Stored data entries
*-*-*

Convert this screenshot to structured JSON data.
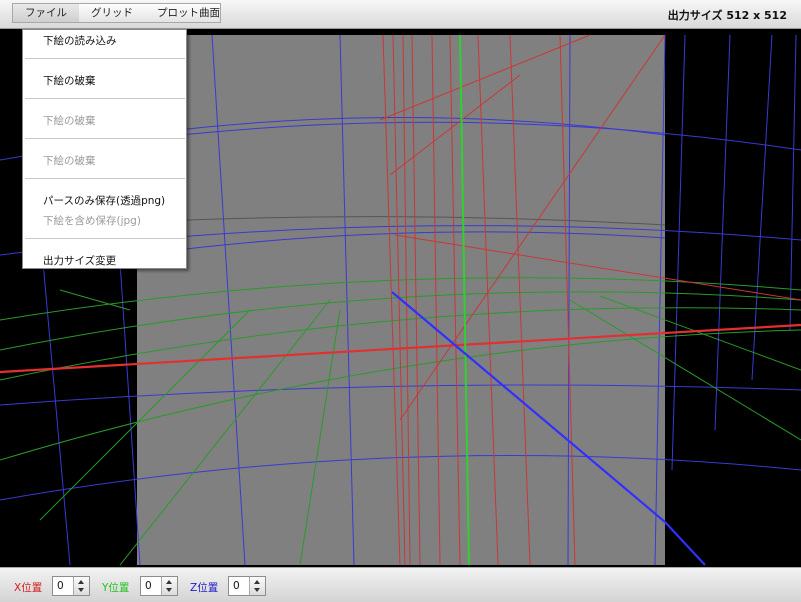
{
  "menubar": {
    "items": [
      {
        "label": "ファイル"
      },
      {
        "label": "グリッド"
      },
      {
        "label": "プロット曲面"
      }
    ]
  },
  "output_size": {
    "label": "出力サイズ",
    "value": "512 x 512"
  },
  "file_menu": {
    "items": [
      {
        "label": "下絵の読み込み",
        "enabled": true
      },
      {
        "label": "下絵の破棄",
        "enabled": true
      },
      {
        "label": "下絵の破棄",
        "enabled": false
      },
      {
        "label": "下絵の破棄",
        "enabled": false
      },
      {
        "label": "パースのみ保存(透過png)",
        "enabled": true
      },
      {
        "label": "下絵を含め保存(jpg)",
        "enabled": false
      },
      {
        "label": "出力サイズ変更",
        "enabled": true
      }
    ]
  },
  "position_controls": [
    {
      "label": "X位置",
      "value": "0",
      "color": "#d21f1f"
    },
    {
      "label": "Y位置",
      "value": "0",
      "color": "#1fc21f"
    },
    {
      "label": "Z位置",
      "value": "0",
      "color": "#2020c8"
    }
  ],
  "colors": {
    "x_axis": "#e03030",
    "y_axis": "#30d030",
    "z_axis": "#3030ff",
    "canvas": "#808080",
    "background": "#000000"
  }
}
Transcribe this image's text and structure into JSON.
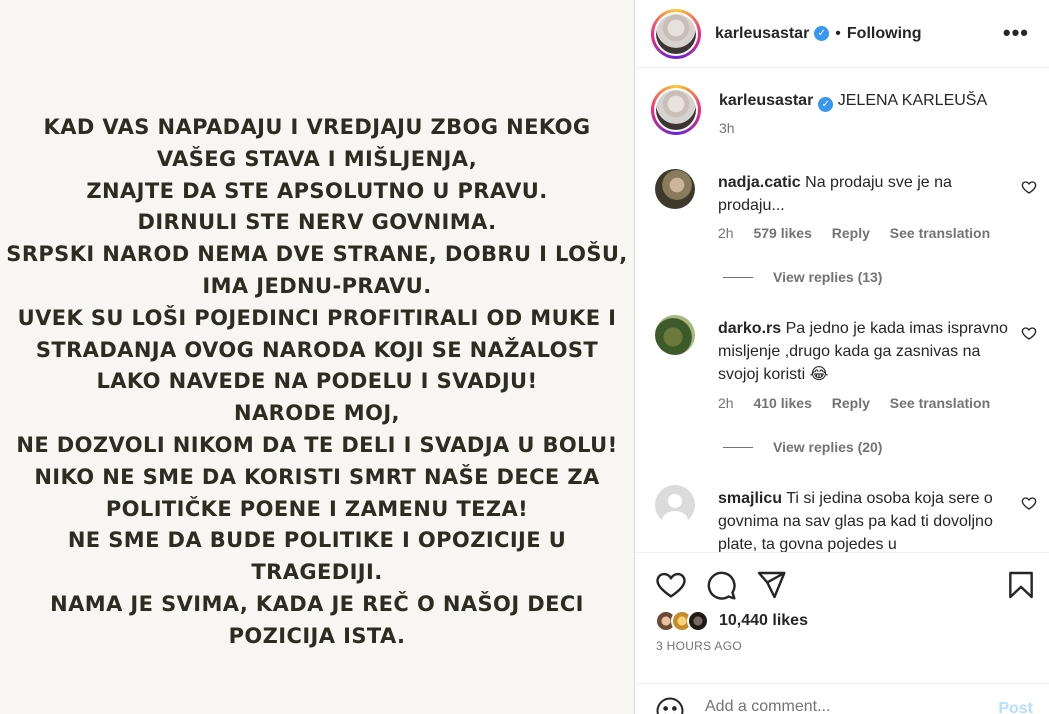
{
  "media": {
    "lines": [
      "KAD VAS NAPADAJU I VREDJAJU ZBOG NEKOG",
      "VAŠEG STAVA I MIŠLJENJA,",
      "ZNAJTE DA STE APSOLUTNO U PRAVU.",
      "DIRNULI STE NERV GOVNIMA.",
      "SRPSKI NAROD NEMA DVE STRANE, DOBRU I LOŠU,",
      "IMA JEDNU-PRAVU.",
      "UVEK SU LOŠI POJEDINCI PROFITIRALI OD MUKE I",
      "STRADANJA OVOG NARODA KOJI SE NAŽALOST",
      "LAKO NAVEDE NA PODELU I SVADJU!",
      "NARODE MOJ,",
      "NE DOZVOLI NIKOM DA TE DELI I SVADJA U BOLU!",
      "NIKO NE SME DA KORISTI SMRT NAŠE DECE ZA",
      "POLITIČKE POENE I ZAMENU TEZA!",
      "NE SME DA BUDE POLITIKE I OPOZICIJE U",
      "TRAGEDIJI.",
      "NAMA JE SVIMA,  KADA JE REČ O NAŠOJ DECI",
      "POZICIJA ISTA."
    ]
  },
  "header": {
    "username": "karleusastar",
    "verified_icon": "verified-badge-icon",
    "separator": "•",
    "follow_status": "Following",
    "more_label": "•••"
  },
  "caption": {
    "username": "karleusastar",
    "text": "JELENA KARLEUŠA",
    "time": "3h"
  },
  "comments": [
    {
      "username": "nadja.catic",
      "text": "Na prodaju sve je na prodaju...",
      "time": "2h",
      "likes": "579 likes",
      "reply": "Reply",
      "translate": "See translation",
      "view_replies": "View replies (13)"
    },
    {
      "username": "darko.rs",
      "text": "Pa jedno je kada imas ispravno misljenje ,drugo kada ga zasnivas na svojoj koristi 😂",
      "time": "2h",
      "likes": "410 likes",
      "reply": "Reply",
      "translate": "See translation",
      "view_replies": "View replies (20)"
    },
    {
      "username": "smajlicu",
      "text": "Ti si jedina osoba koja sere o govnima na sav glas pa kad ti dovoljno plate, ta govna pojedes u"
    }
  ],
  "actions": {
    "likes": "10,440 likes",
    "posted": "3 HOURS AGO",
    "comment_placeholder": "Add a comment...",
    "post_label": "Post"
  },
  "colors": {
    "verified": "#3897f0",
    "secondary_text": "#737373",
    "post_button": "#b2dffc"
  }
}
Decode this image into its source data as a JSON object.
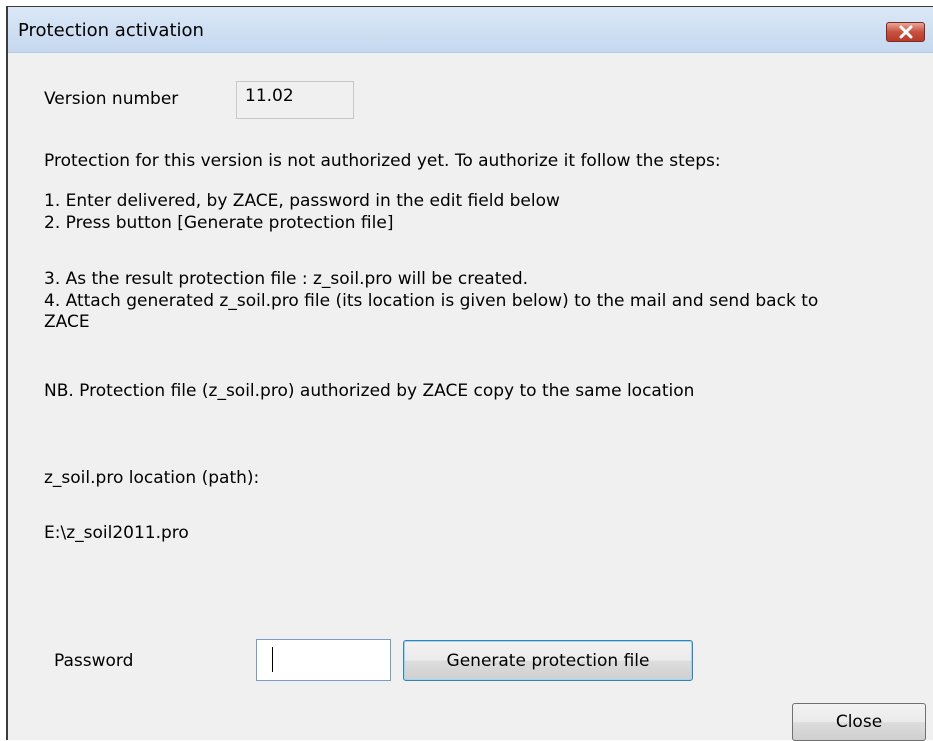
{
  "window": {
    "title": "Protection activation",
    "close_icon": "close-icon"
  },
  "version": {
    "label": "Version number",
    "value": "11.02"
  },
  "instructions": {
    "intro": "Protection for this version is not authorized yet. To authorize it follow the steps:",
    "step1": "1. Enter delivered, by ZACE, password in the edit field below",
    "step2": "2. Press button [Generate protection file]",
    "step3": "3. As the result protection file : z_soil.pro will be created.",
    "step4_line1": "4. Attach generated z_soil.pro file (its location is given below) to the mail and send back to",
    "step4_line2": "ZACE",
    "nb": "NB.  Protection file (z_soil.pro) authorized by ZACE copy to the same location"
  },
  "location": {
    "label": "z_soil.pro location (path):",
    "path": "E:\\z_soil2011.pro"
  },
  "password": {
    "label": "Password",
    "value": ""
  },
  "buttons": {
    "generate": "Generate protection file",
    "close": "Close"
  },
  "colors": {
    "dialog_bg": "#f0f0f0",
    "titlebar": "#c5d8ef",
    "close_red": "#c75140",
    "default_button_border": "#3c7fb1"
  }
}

*-*-*

#### [TASK TO CARRY OUT]
Write out the listing word for word, omitting the pictures it holds.

#### [WORKED ANSWER]
Convert this screenshot to structured JSON data.
{
  "menubar": {
    "items": [
      {
        "label": "ファイル"
      },
      {
        "label": "グリッド"
      },
      {
        "label": "プロット曲面"
      }
    ]
  },
  "output_size": {
    "label": "出力サイズ",
    "value": "512 x 512"
  },
  "file_menu": {
    "items": [
      {
        "label": "下絵の読み込み",
        "enabled": true
      },
      {
        "label": "下絵の破棄",
        "enabled": true
      },
      {
        "label": "下絵の破棄",
        "enabled": false
      },
      {
        "label": "下絵の破棄",
        "enabled": false
      },
      {
        "label": "パースのみ保存(透過png)",
        "enabled": true
      },
      {
        "label": "下絵を含め保存(jpg)",
        "enabled": false
      },
      {
        "label": "出力サイズ変更",
        "enabled": true
      }
    ]
  },
  "position_controls": [
    {
      "label": "X位置",
      "value": "0",
      "color": "#d21f1f"
    },
    {
      "label": "Y位置",
      "value": "0",
      "color": "#1fc21f"
    },
    {
      "label": "Z位置",
      "value": "0",
      "color": "#2020c8"
    }
  ],
  "colors": {
    "x_axis": "#e03030",
    "y_axis": "#30d030",
    "z_axis": "#3030ff",
    "canvas": "#808080",
    "background": "#000000"
  }
}
Transcribe this image's text and structure into JSON.
{
  "media": {
    "lines": [
      "KAD VAS NAPADAJU I VREDJAJU ZBOG NEKOG",
      "VAŠEG STAVA I MIŠLJENJA,",
      "ZNAJTE DA STE APSOLUTNO U PRAVU.",
      "DIRNULI STE NERV GOVNIMA.",
      "SRPSKI NAROD NEMA DVE STRANE, DOBRU I LOŠU,",
      "IMA JEDNU-PRAVU.",
      "UVEK SU LOŠI POJEDINCI PROFITIRALI OD MUKE I",
      "STRADANJA OVOG NARODA KOJI SE NAŽALOST",
      "LAKO NAVEDE NA PODELU I SVADJU!",
      "NARODE MOJ,",
      "NE DOZVOLI NIKOM DA TE DELI I SVADJA U BOLU!",
      "NIKO NE SME DA KORISTI SMRT NAŠE DECE ZA",
      "POLITIČKE POENE I ZAMENU TEZA!",
      "NE SME DA BUDE POLITIKE I OPOZICIJE U",
      "TRAGEDIJI.",
      "NAMA JE SVIMA,  KADA JE REČ O NAŠOJ DECI",
      "POZICIJA ISTA."
    ]
  },
  "header": {
    "username": "karleusastar",
    "verified_icon": "verified-badge-icon",
    "separator": "•",
    "follow_status": "Following",
    "more_label": "•••"
  },
  "caption": {
    "username": "karleusastar",
    "text": "JELENA KARLEUŠA",
    "time": "3h"
  },
  "comments": [
    {
      "username": "nadja.catic",
      "text": "Na prodaju sve je na prodaju...",
      "time": "2h",
      "likes": "579 likes",
      "reply": "Reply",
      "translate": "See translation",
      "view_replies": "View replies (13)"
    },
    {
      "username": "darko.rs",
      "text": "Pa jedno je kada imas ispravno misljenje ,drugo kada ga zasnivas na svojoj koristi 😂",
      "time": "2h",
      "likes": "410 likes",
      "reply": "Reply",
      "translate": "See translation",
      "view_replies": "View replies (20)"
    },
    {
      "username": "smajlicu",
      "text": "Ti si jedina osoba koja sere o govnima na sav glas pa kad ti dovoljno plate, ta govna pojedes u"
    }
  ],
  "actions": {
    "likes": "10,440 likes",
    "posted": "3 HOURS AGO",
    "comment_placeholder": "Add a comment...",
    "post_label": "Post"
  },
  "colors": {
    "verified": "#3897f0",
    "secondary_text": "#737373",
    "post_button": "#b2dffc"
  }
}
Decode this image into its source data as a JSON object.
{
  "window": {
    "title": "Protection activation",
    "close_icon": "close-icon"
  },
  "version": {
    "label": "Version number",
    "value": "11.02"
  },
  "instructions": {
    "intro": "Protection for this version is not authorized yet. To authorize it follow the steps:",
    "step1": "1. Enter delivered, by ZACE, password in the edit field below",
    "step2": "2. Press button [Generate protection file]",
    "step3": "3. As the result protection file : z_soil.pro will be created.",
    "step4_line1": "4. Attach generated z_soil.pro file (its location is given below) to the mail and send back to",
    "step4_line2": "ZACE",
    "nb": "NB.  Protection file (z_soil.pro) authorized by ZACE copy to the same location"
  },
  "location": {
    "label": "z_soil.pro location (path):",
    "path": "E:\\z_soil2011.pro"
  },
  "password": {
    "label": "Password",
    "value": ""
  },
  "buttons": {
    "generate": "Generate protection file",
    "close": "Close"
  },
  "colors": {
    "dialog_bg": "#f0f0f0",
    "titlebar": "#c5d8ef",
    "close_red": "#c75140",
    "default_button_border": "#3c7fb1"
  }
}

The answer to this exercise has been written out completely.